** Start **

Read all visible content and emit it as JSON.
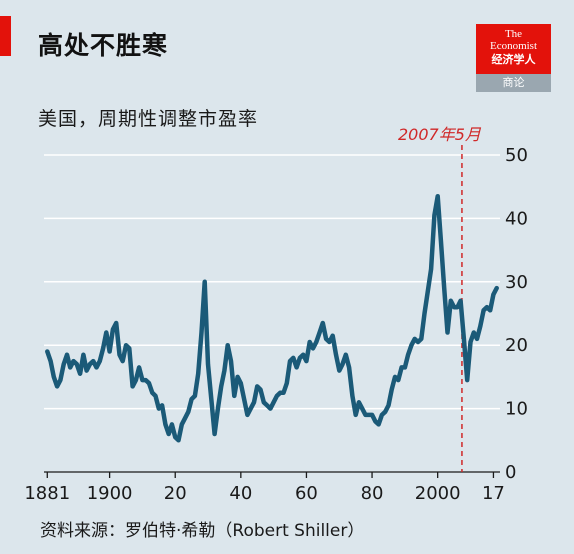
{
  "header": {
    "title": "高处不胜寒",
    "logo": {
      "line1": "The",
      "line2": "Economist",
      "line3": "经济学人",
      "bottom": "商论"
    }
  },
  "subtitle": "美国，周期性调整市盈率",
  "annotation": {
    "label": "2007年5月",
    "year": 2007.4,
    "color": "#d02828"
  },
  "source": "资料来源：罗伯特·希勒（Robert Shiller）",
  "colors": {
    "line": "#1b5a78",
    "background": "#dce6ec",
    "grid": "#ffffff",
    "brand": "#e3120b"
  },
  "chart_data": {
    "type": "line",
    "ylim": [
      0,
      50
    ],
    "y_ticks": [
      0,
      10,
      20,
      30,
      40,
      50
    ],
    "y_tick_labels": [
      "0",
      "10",
      "20",
      "30",
      "40",
      "50"
    ],
    "y_axis_side": "right",
    "grid": true,
    "xlim": [
      1880,
      2019
    ],
    "x_ticks": [
      1881,
      1900,
      1920,
      1940,
      1960,
      1980,
      2000,
      2017
    ],
    "x_tick_labels": [
      "1881",
      "1900",
      "20",
      "40",
      "60",
      "80",
      "2000",
      "17"
    ],
    "series": [
      {
        "x": [
          1881,
          1882,
          1883,
          1884,
          1885,
          1886,
          1887,
          1888,
          1889,
          1890,
          1891,
          1892,
          1893,
          1894,
          1895,
          1896,
          1897,
          1898,
          1899,
          1900,
          1901,
          1902,
          1903,
          1904,
          1905,
          1906,
          1907,
          1908,
          1909,
          1910,
          1911,
          1912,
          1913,
          1914,
          1915,
          1916,
          1917,
          1918,
          1919,
          1920,
          1921,
          1922,
          1923,
          1924,
          1925,
          1926,
          1927,
          1928,
          1929,
          1930,
          1931,
          1932,
          1933,
          1934,
          1935,
          1936,
          1937,
          1938,
          1939,
          1940,
          1941,
          1942,
          1943,
          1944,
          1945,
          1946,
          1947,
          1948,
          1949,
          1950,
          1951,
          1952,
          1953,
          1954,
          1955,
          1956,
          1957,
          1958,
          1959,
          1960,
          1961,
          1962,
          1963,
          1964,
          1965,
          1966,
          1967,
          1968,
          1969,
          1970,
          1971,
          1972,
          1973,
          1974,
          1975,
          1976,
          1977,
          1978,
          1979,
          1980,
          1981,
          1982,
          1983,
          1984,
          1985,
          1986,
          1987,
          1988,
          1989,
          1990,
          1991,
          1992,
          1993,
          1994,
          1995,
          1996,
          1997,
          1998,
          1999,
          2000,
          2001,
          2002,
          2003,
          2004,
          2005,
          2006,
          2007,
          2008,
          2009,
          2010,
          2011,
          2012,
          2013,
          2014,
          2015,
          2016,
          2017,
          2018
        ],
        "values": [
          19.0,
          17.5,
          15.0,
          13.5,
          14.5,
          17.0,
          18.5,
          16.5,
          17.5,
          17.0,
          15.5,
          18.5,
          16.0,
          17.0,
          17.5,
          16.5,
          17.5,
          19.5,
          22.0,
          19.0,
          22.5,
          23.5,
          18.5,
          17.5,
          20.0,
          19.5,
          13.5,
          14.5,
          16.5,
          14.5,
          14.5,
          14.0,
          12.5,
          12.0,
          10.0,
          10.5,
          7.5,
          6.0,
          7.5,
          5.5,
          5.0,
          7.5,
          8.5,
          9.5,
          11.5,
          12.0,
          15.5,
          22.0,
          30.0,
          17.0,
          11.5,
          6.0,
          10.0,
          13.5,
          16.0,
          20.0,
          17.5,
          12.0,
          15.0,
          14.0,
          11.5,
          9.0,
          10.0,
          11.0,
          13.5,
          13.0,
          11.0,
          10.5,
          10.0,
          11.0,
          12.0,
          12.5,
          12.5,
          14.0,
          17.5,
          18.0,
          16.5,
          18.0,
          18.5,
          17.5,
          20.5,
          19.5,
          20.5,
          22.0,
          23.5,
          21.0,
          20.5,
          21.5,
          18.5,
          16.0,
          17.0,
          18.5,
          16.5,
          12.0,
          9.0,
          11.0,
          10.0,
          9.0,
          9.0,
          9.0,
          8.0,
          7.5,
          9.0,
          9.5,
          10.5,
          13.0,
          15.0,
          14.5,
          16.5,
          16.5,
          18.5,
          20.0,
          21.0,
          20.5,
          21.0,
          25.0,
          28.5,
          32.0,
          40.5,
          43.5,
          36.5,
          29.0,
          22.0,
          27.0,
          26.0,
          26.0,
          27.0,
          21.0,
          14.5,
          20.5,
          22.0,
          21.0,
          23.0,
          25.5,
          26.0,
          25.5,
          28.0,
          29.0
        ]
      }
    ]
  }
}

** End **

> What is asked: Go through the data above and transcribe it in full, omitting any image.

> Task output:
Read all visible content and emit it as JSON.
{
  "header": {
    "title": "高处不胜寒",
    "logo": {
      "line1": "The",
      "line2": "Economist",
      "line3": "经济学人",
      "bottom": "商论"
    }
  },
  "subtitle": "美国，周期性调整市盈率",
  "annotation": {
    "label": "2007年5月",
    "year": 2007.4,
    "color": "#d02828"
  },
  "source": "资料来源：罗伯特·希勒（Robert Shiller）",
  "colors": {
    "line": "#1b5a78",
    "background": "#dce6ec",
    "grid": "#ffffff",
    "brand": "#e3120b"
  },
  "chart_data": {
    "type": "line",
    "ylim": [
      0,
      50
    ],
    "y_ticks": [
      0,
      10,
      20,
      30,
      40,
      50
    ],
    "y_tick_labels": [
      "0",
      "10",
      "20",
      "30",
      "40",
      "50"
    ],
    "y_axis_side": "right",
    "grid": true,
    "xlim": [
      1880,
      2019
    ],
    "x_ticks": [
      1881,
      1900,
      1920,
      1940,
      1960,
      1980,
      2000,
      2017
    ],
    "x_tick_labels": [
      "1881",
      "1900",
      "20",
      "40",
      "60",
      "80",
      "2000",
      "17"
    ],
    "series": [
      {
        "x": [
          1881,
          1882,
          1883,
          1884,
          1885,
          1886,
          1887,
          1888,
          1889,
          1890,
          1891,
          1892,
          1893,
          1894,
          1895,
          1896,
          1897,
          1898,
          1899,
          1900,
          1901,
          1902,
          1903,
          1904,
          1905,
          1906,
          1907,
          1908,
          1909,
          1910,
          1911,
          1912,
          1913,
          1914,
          1915,
          1916,
          1917,
          1918,
          1919,
          1920,
          1921,
          1922,
          1923,
          1924,
          1925,
          1926,
          1927,
          1928,
          1929,
          1930,
          1931,
          1932,
          1933,
          1934,
          1935,
          1936,
          1937,
          1938,
          1939,
          1940,
          1941,
          1942,
          1943,
          1944,
          1945,
          1946,
          1947,
          1948,
          1949,
          1950,
          1951,
          1952,
          1953,
          1954,
          1955,
          1956,
          1957,
          1958,
          1959,
          1960,
          1961,
          1962,
          1963,
          1964,
          1965,
          1966,
          1967,
          1968,
          1969,
          1970,
          1971,
          1972,
          1973,
          1974,
          1975,
          1976,
          1977,
          1978,
          1979,
          1980,
          1981,
          1982,
          1983,
          1984,
          1985,
          1986,
          1987,
          1988,
          1989,
          1990,
          1991,
          1992,
          1993,
          1994,
          1995,
          1996,
          1997,
          1998,
          1999,
          2000,
          2001,
          2002,
          2003,
          2004,
          2005,
          2006,
          2007,
          2008,
          2009,
          2010,
          2011,
          2012,
          2013,
          2014,
          2015,
          2016,
          2017,
          2018
        ],
        "values": [
          19.0,
          17.5,
          15.0,
          13.5,
          14.5,
          17.0,
          18.5,
          16.5,
          17.5,
          17.0,
          15.5,
          18.5,
          16.0,
          17.0,
          17.5,
          16.5,
          17.5,
          19.5,
          22.0,
          19.0,
          22.5,
          23.5,
          18.5,
          17.5,
          20.0,
          19.5,
          13.5,
          14.5,
          16.5,
          14.5,
          14.5,
          14.0,
          12.5,
          12.0,
          10.0,
          10.5,
          7.5,
          6.0,
          7.5,
          5.5,
          5.0,
          7.5,
          8.5,
          9.5,
          11.5,
          12.0,
          15.5,
          22.0,
          30.0,
          17.0,
          11.5,
          6.0,
          10.0,
          13.5,
          16.0,
          20.0,
          17.5,
          12.0,
          15.0,
          14.0,
          11.5,
          9.0,
          10.0,
          11.0,
          13.5,
          13.0,
          11.0,
          10.5,
          10.0,
          11.0,
          12.0,
          12.5,
          12.5,
          14.0,
          17.5,
          18.0,
          16.5,
          18.0,
          18.5,
          17.5,
          20.5,
          19.5,
          20.5,
          22.0,
          23.5,
          21.0,
          20.5,
          21.5,
          18.5,
          16.0,
          17.0,
          18.5,
          16.5,
          12.0,
          9.0,
          11.0,
          10.0,
          9.0,
          9.0,
          9.0,
          8.0,
          7.5,
          9.0,
          9.5,
          10.5,
          13.0,
          15.0,
          14.5,
          16.5,
          16.5,
          18.5,
          20.0,
          21.0,
          20.5,
          21.0,
          25.0,
          28.5,
          32.0,
          40.5,
          43.5,
          36.5,
          29.0,
          22.0,
          27.0,
          26.0,
          26.0,
          27.0,
          21.0,
          14.5,
          20.5,
          22.0,
          21.0,
          23.0,
          25.5,
          26.0,
          25.5,
          28.0,
          29.0
        ]
      }
    ]
  }
}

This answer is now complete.